=== GIVEN REQUEST ===
Each entry below is to be written out exactly, and the pictures are to be left out.

=== INFORMATION PROVIDED ===
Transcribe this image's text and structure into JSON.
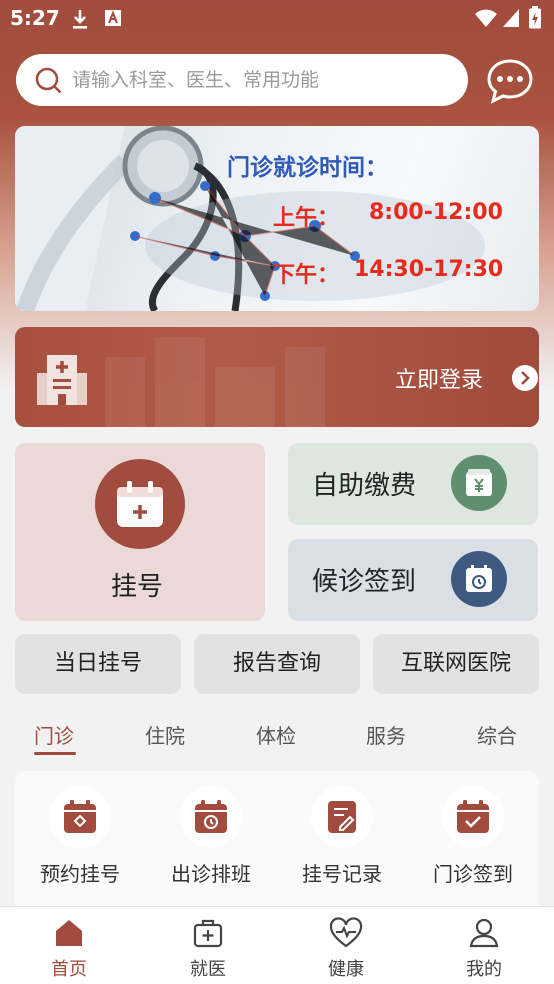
{
  "status_bar": {
    "time": "5:27"
  },
  "search": {
    "placeholder": "请输入科室、医生、常用功能"
  },
  "banner": {
    "title": "门诊就诊时间：",
    "am_label": "上午：",
    "am_time": "8:00-12:00",
    "pm_label": "下午：",
    "pm_time": "14:30-17:30"
  },
  "login": {
    "label": "立即登录"
  },
  "cards": {
    "register": "挂号",
    "self_pay": "自助缴费",
    "checkin_wait": "候诊签到"
  },
  "quick": [
    "当日挂号",
    "报告查询",
    "互联网医院"
  ],
  "tabs": [
    "门诊",
    "住院",
    "体检",
    "服务",
    "综合"
  ],
  "functions": [
    "预约挂号",
    "出诊排班",
    "挂号记录",
    "门诊签到"
  ],
  "bottom_nav": [
    "首页",
    "就医",
    "健康",
    "我的"
  ],
  "colors": {
    "brand": "#a14c3e",
    "pay_icon": "#5f8f6e",
    "wait_icon": "#3f5a80"
  }
}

=== ANSWER TO THIS PROBLEM ===
Transcribe this image's text and structure into JSON.
{
  "status_bar": {
    "time": "5:27"
  },
  "search": {
    "placeholder": "请输入科室、医生、常用功能"
  },
  "banner": {
    "title": "门诊就诊时间：",
    "am_label": "上午：",
    "am_time": "8:00-12:00",
    "pm_label": "下午：",
    "pm_time": "14:30-17:30"
  },
  "login": {
    "label": "立即登录"
  },
  "cards": {
    "register": "挂号",
    "self_pay": "自助缴费",
    "checkin_wait": "候诊签到"
  },
  "quick": [
    "当日挂号",
    "报告查询",
    "互联网医院"
  ],
  "tabs": [
    "门诊",
    "住院",
    "体检",
    "服务",
    "综合"
  ],
  "functions": [
    "预约挂号",
    "出诊排班",
    "挂号记录",
    "门诊签到"
  ],
  "bottom_nav": [
    "首页",
    "就医",
    "健康",
    "我的"
  ],
  "colors": {
    "brand": "#a14c3e",
    "pay_icon": "#5f8f6e",
    "wait_icon": "#3f5a80"
  }
}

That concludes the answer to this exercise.